(Records)
....
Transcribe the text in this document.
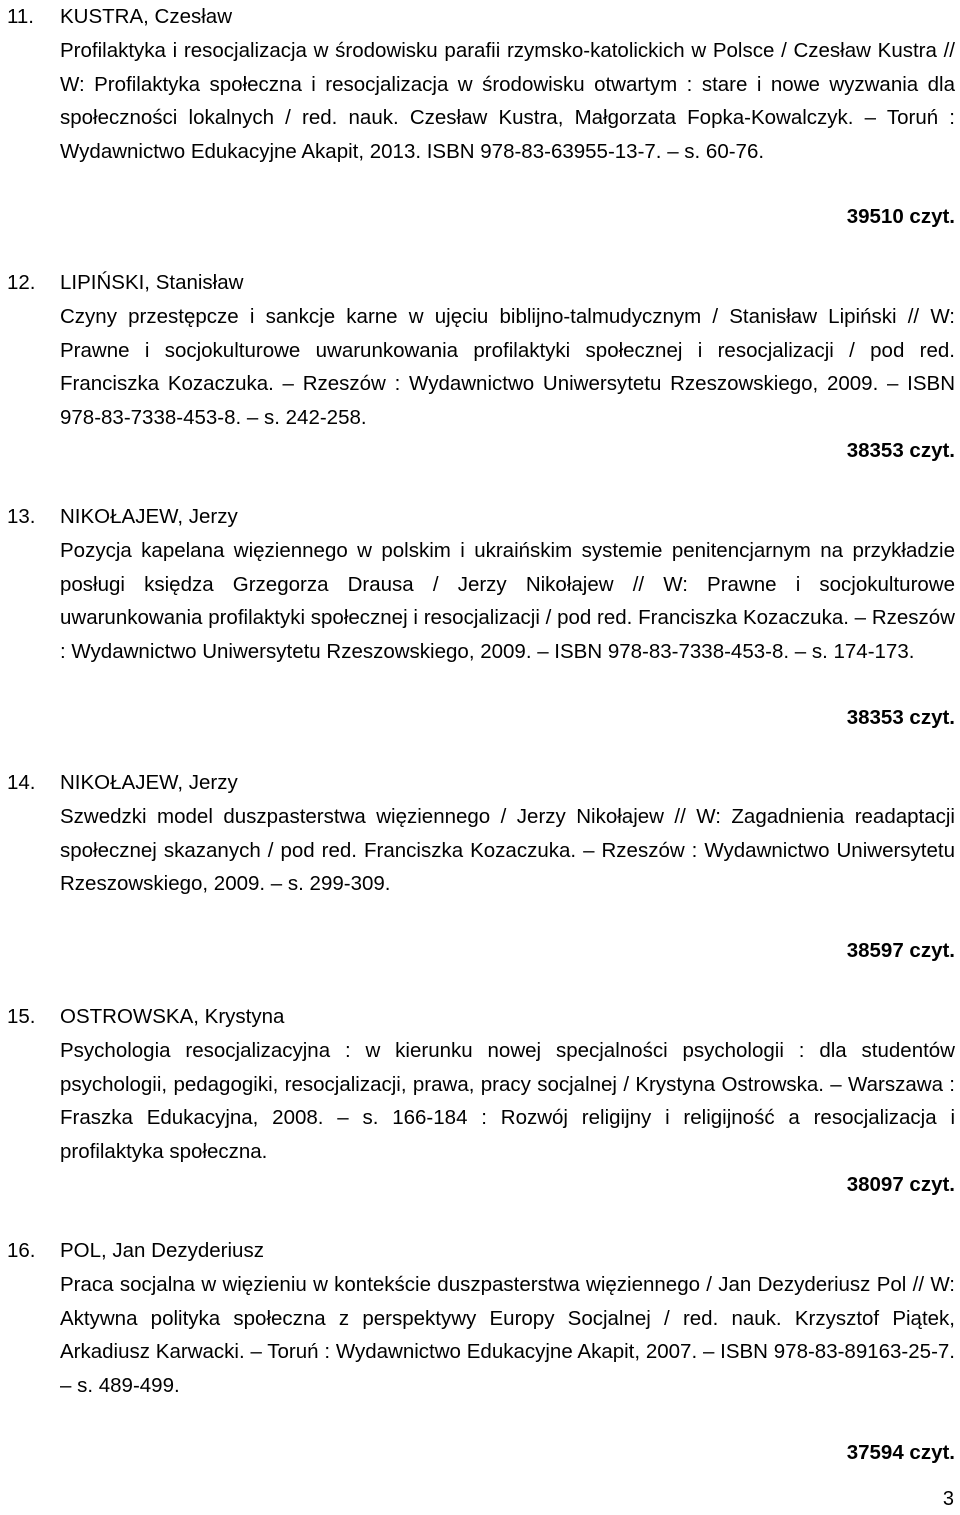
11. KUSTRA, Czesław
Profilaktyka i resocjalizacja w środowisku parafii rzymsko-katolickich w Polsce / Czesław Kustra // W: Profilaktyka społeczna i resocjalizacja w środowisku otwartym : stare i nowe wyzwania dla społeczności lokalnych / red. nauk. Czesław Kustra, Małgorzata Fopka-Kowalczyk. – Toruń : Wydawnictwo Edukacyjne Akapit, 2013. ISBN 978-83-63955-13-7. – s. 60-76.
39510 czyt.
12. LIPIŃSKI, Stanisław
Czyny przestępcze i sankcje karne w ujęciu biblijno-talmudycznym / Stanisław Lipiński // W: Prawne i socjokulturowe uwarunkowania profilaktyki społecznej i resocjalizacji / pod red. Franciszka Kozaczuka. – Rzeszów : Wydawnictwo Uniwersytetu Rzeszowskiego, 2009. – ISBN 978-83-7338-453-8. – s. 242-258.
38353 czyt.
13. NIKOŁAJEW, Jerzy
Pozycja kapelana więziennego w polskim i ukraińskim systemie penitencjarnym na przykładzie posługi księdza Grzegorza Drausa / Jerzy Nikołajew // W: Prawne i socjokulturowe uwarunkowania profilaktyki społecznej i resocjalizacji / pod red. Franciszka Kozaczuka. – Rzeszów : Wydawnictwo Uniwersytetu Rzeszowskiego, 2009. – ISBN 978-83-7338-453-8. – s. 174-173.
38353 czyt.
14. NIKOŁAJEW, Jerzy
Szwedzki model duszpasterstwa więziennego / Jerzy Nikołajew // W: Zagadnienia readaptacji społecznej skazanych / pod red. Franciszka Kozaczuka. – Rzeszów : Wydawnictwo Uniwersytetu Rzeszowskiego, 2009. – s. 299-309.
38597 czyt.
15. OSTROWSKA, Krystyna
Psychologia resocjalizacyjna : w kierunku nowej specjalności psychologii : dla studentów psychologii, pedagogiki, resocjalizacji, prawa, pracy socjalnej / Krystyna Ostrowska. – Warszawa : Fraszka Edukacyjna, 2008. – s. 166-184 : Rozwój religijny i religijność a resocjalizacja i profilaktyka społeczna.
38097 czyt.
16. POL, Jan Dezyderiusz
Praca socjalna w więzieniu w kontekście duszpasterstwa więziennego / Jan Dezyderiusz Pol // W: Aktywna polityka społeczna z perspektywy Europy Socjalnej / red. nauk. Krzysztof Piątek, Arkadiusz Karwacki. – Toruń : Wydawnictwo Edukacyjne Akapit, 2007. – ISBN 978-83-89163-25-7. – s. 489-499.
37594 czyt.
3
....
■ **WHAT THIS TASK INVOLVES**:
Reply with one number only, the count of lines above that hold the string "nauk".

■ **CORRECT OUTPUT**:
2